*SUPPLIED MATERIAL*.
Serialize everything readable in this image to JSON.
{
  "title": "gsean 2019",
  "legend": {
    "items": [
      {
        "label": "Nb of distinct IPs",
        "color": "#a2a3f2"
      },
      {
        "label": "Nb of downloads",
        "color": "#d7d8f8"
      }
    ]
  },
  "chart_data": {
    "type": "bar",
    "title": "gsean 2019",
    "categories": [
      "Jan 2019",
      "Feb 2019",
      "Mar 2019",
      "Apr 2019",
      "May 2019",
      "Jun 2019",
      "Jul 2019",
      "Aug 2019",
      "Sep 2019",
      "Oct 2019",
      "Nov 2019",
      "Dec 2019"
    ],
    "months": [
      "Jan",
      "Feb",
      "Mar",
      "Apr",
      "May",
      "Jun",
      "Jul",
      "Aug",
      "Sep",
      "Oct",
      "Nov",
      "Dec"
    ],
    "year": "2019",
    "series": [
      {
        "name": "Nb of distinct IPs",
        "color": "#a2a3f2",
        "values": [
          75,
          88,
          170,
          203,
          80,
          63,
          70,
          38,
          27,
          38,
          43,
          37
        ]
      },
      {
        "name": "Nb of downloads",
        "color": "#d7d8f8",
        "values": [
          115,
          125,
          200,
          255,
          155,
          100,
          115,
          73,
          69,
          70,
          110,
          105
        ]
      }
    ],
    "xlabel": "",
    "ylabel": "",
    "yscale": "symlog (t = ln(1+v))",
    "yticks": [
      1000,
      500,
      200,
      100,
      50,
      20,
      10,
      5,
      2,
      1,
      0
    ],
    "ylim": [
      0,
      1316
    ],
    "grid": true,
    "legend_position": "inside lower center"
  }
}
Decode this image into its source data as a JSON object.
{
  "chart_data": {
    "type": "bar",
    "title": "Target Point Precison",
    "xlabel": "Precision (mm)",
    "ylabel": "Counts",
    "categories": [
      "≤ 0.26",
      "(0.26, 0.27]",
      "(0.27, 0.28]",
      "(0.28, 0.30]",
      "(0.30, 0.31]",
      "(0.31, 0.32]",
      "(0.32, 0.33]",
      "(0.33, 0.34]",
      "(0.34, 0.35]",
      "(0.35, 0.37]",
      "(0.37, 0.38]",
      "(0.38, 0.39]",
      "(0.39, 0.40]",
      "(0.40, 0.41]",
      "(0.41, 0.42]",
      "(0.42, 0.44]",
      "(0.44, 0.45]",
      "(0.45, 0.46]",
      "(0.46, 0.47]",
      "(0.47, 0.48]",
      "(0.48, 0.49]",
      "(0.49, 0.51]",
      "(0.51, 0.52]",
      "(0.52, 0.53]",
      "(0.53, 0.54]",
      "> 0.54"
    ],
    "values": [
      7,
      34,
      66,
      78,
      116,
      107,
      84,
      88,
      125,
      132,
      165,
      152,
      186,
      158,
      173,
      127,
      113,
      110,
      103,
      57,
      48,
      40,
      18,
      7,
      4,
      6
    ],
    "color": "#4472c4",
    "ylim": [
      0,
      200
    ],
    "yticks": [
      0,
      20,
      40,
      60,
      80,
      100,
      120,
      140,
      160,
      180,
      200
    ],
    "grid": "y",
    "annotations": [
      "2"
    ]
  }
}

*REQUIRED WORK*. Print every line of the records exactly. Omit nothing.

*TASK RESPONSE*.
Serialize everything readable in this image to JSON.
{
  "title": "gsean 2019",
  "legend": {
    "items": [
      {
        "label": "Nb of distinct IPs",
        "color": "#a2a3f2"
      },
      {
        "label": "Nb of downloads",
        "color": "#d7d8f8"
      }
    ]
  },
  "chart_data": {
    "type": "bar",
    "title": "gsean 2019",
    "categories": [
      "Jan 2019",
      "Feb 2019",
      "Mar 2019",
      "Apr 2019",
      "May 2019",
      "Jun 2019",
      "Jul 2019",
      "Aug 2019",
      "Sep 2019",
      "Oct 2019",
      "Nov 2019",
      "Dec 2019"
    ],
    "months": [
      "Jan",
      "Feb",
      "Mar",
      "Apr",
      "May",
      "Jun",
      "Jul",
      "Aug",
      "Sep",
      "Oct",
      "Nov",
      "Dec"
    ],
    "year": "2019",
    "series": [
      {
        "name": "Nb of distinct IPs",
        "color": "#a2a3f2",
        "values": [
          75,
          88,
          170,
          203,
          80,
          63,
          70,
          38,
          27,
          38,
          43,
          37
        ]
      },
      {
        "name": "Nb of downloads",
        "color": "#d7d8f8",
        "values": [
          115,
          125,
          200,
          255,
          155,
          100,
          115,
          73,
          69,
          70,
          110,
          105
        ]
      }
    ],
    "xlabel": "",
    "ylabel": "",
    "yscale": "symlog (t = ln(1+v))",
    "yticks": [
      1000,
      500,
      200,
      100,
      50,
      20,
      10,
      5,
      2,
      1,
      0
    ],
    "ylim": [
      0,
      1316
    ],
    "grid": true,
    "legend_position": "inside lower center"
  }
}
Decode this image into its source data as a JSON object.
{
  "chart_data": {
    "type": "bar",
    "title": "Target Point Precison",
    "xlabel": "Precision (mm)",
    "ylabel": "Counts",
    "categories": [
      "≤ 0.26",
      "(0.26, 0.27]",
      "(0.27, 0.28]",
      "(0.28, 0.30]",
      "(0.30, 0.31]",
      "(0.31, 0.32]",
      "(0.32, 0.33]",
      "(0.33, 0.34]",
      "(0.34, 0.35]",
      "(0.35, 0.37]",
      "(0.37, 0.38]",
      "(0.38, 0.39]",
      "(0.39, 0.40]",
      "(0.40, 0.41]",
      "(0.41, 0.42]",
      "(0.42, 0.44]",
      "(0.44, 0.45]",
      "(0.45, 0.46]",
      "(0.46, 0.47]",
      "(0.47, 0.48]",
      "(0.48, 0.49]",
      "(0.49, 0.51]",
      "(0.51, 0.52]",
      "(0.52, 0.53]",
      "(0.53, 0.54]",
      "> 0.54"
    ],
    "values": [
      7,
      34,
      66,
      78,
      116,
      107,
      84,
      88,
      125,
      132,
      165,
      152,
      186,
      158,
      173,
      127,
      113,
      110,
      103,
      57,
      48,
      40,
      18,
      7,
      4,
      6
    ],
    "color": "#4472c4",
    "ylim": [
      0,
      200
    ],
    "yticks": [
      0,
      20,
      40,
      60,
      80,
      100,
      120,
      140,
      160,
      180,
      200
    ],
    "grid": "y",
    "annotations": [
      "2"
    ]
  }
}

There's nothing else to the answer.